WHAT YOU NEED TO DO:
Your task is to write out the complete listing exactly as it is shown.
————
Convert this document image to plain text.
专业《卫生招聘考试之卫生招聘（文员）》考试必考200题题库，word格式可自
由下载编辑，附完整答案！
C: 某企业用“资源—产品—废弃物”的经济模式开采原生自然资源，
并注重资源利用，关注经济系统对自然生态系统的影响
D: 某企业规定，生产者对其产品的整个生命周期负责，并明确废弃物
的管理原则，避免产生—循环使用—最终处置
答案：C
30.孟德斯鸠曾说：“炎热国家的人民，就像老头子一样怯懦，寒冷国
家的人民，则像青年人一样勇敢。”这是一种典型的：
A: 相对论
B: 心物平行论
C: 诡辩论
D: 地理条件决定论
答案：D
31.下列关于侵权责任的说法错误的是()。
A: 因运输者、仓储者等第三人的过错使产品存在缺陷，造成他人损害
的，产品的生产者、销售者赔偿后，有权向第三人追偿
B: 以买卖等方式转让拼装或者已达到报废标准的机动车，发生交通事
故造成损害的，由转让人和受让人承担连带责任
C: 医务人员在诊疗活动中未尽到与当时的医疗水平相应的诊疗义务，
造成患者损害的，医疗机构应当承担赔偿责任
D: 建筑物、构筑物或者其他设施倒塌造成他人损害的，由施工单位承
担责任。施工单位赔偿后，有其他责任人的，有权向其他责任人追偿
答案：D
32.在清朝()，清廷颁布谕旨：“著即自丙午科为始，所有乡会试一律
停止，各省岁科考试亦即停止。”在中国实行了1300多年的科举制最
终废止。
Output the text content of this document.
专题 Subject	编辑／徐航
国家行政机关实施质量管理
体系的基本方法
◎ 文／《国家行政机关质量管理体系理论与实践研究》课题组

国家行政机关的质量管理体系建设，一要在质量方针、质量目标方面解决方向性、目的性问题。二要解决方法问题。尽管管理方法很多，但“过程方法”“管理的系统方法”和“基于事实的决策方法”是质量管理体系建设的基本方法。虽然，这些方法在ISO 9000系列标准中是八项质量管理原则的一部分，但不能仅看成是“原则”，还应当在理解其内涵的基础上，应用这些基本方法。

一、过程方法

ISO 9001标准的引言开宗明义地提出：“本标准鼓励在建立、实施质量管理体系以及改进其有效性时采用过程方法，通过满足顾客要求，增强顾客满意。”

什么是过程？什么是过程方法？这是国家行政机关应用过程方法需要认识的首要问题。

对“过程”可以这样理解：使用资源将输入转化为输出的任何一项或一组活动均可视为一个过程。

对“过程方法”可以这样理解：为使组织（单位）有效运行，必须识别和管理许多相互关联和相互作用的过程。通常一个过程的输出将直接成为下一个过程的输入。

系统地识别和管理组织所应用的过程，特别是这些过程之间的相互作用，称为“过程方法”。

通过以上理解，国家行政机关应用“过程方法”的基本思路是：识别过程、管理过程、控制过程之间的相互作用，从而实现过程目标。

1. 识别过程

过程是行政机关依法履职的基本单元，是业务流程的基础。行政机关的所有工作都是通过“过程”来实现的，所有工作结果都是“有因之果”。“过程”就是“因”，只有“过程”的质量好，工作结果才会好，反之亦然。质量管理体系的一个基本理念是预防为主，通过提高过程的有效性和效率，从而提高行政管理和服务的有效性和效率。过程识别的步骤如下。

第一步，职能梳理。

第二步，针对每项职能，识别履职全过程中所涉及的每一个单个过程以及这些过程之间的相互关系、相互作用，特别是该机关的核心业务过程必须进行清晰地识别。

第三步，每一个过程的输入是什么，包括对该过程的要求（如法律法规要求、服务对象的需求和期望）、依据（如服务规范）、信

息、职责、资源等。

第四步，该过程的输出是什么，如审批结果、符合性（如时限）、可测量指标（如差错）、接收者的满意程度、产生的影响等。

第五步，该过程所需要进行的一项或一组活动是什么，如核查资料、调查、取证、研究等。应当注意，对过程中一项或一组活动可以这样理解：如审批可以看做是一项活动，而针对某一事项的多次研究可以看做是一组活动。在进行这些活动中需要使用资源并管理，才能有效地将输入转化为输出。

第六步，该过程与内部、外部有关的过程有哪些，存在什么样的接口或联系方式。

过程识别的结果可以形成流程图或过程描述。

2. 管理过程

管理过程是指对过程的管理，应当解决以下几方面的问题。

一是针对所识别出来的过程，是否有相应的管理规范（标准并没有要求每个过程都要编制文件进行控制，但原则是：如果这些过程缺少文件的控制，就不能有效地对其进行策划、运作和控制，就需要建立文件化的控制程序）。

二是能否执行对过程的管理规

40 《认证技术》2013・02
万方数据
————
WRITTEN RESPONSE:
Convert this document image to plain text.
专业《卫生招聘考试之卫生招聘（文员）》考试必考200题题库，word格式可自
由下载编辑，附完整答案！
C: 某企业用“资源—产品—废弃物”的经济模式开采原生自然资源，
并注重资源利用，关注经济系统对自然生态系统的影响
D: 某企业规定，生产者对其产品的整个生命周期负责，并明确废弃物
的管理原则，避免产生—循环使用—最终处置
答案：C
30.孟德斯鸠曾说：“炎热国家的人民，就像老头子一样怯懦，寒冷国
家的人民，则像青年人一样勇敢。”这是一种典型的：
A: 相对论
B: 心物平行论
C: 诡辩论
D: 地理条件决定论
答案：D
31.下列关于侵权责任的说法错误的是()。
A: 因运输者、仓储者等第三人的过错使产品存在缺陷，造成他人损害
的，产品的生产者、销售者赔偿后，有权向第三人追偿
B: 以买卖等方式转让拼装或者已达到报废标准的机动车，发生交通事
故造成损害的，由转让人和受让人承担连带责任
C: 医务人员在诊疗活动中未尽到与当时的医疗水平相应的诊疗义务，
造成患者损害的，医疗机构应当承担赔偿责任
D: 建筑物、构筑物或者其他设施倒塌造成他人损害的，由施工单位承
担责任。施工单位赔偿后，有其他责任人的，有权向其他责任人追偿
答案：D
32.在清朝()，清廷颁布谕旨：“著即自丙午科为始，所有乡会试一律
停止，各省岁科考试亦即停止。”在中国实行了1300多年的科举制最
终废止。
Output the text content of this document.
专题 Subject	编辑／徐航
国家行政机关实施质量管理
体系的基本方法
◎ 文／《国家行政机关质量管理体系理论与实践研究》课题组

国家行政机关的质量管理体系建设，一要在质量方针、质量目标方面解决方向性、目的性问题。二要解决方法问题。尽管管理方法很多，但“过程方法”“管理的系统方法”和“基于事实的决策方法”是质量管理体系建设的基本方法。虽然，这些方法在ISO 9000系列标准中是八项质量管理原则的一部分，但不能仅看成是“原则”，还应当在理解其内涵的基础上，应用这些基本方法。

一、过程方法

ISO 9001标准的引言开宗明义地提出：“本标准鼓励在建立、实施质量管理体系以及改进其有效性时采用过程方法，通过满足顾客要求，增强顾客满意。”

什么是过程？什么是过程方法？这是国家行政机关应用过程方法需要认识的首要问题。

对“过程”可以这样理解：使用资源将输入转化为输出的任何一项或一组活动均可视为一个过程。

对“过程方法”可以这样理解：为使组织（单位）有效运行，必须识别和管理许多相互关联和相互作用的过程。通常一个过程的输出将直接成为下一个过程的输入。

系统地识别和管理组织所应用的过程，特别是这些过程之间的相互作用，称为“过程方法”。

通过以上理解，国家行政机关应用“过程方法”的基本思路是：识别过程、管理过程、控制过程之间的相互作用，从而实现过程目标。

1. 识别过程

过程是行政机关依法履职的基本单元，是业务流程的基础。行政机关的所有工作都是通过“过程”来实现的，所有工作结果都是“有因之果”。“过程”就是“因”，只有“过程”的质量好，工作结果才会好，反之亦然。质量管理体系的一个基本理念是预防为主，通过提高过程的有效性和效率，从而提高行政管理和服务的有效性和效率。过程识别的步骤如下。

第一步，职能梳理。

第二步，针对每项职能，识别履职全过程中所涉及的每一个单个过程以及这些过程之间的相互关系、相互作用，特别是该机关的核心业务过程必须进行清晰地识别。

第三步，每一个过程的输入是什么，包括对该过程的要求（如法律法规要求、服务对象的需求和期望）、依据（如服务规范）、信

息、职责、资源等。

第四步，该过程的输出是什么，如审批结果、符合性（如时限）、可测量指标（如差错）、接收者的满意程度、产生的影响等。

第五步，该过程所需要进行的一项或一组活动是什么，如核查资料、调查、取证、研究等。应当注意，对过程中一项或一组活动可以这样理解：如审批可以看做是一项活动，而针对某一事项的多次研究可以看做是一组活动。在进行这些活动中需要使用资源并管理，才能有效地将输入转化为输出。

第六步，该过程与内部、外部有关的过程有哪些，存在什么样的接口或联系方式。

过程识别的结果可以形成流程图或过程描述。

2. 管理过程

管理过程是指对过程的管理，应当解决以下几方面的问题。

一是针对所识别出来的过程，是否有相应的管理规范（标准并没有要求每个过程都要编制文件进行控制，但原则是：如果这些过程缺少文件的控制，就不能有效地对其进行策划、运作和控制，就需要建立文件化的控制程序）。

二是能否执行对过程的管理规

40 《认证技术》2013・02
万方数据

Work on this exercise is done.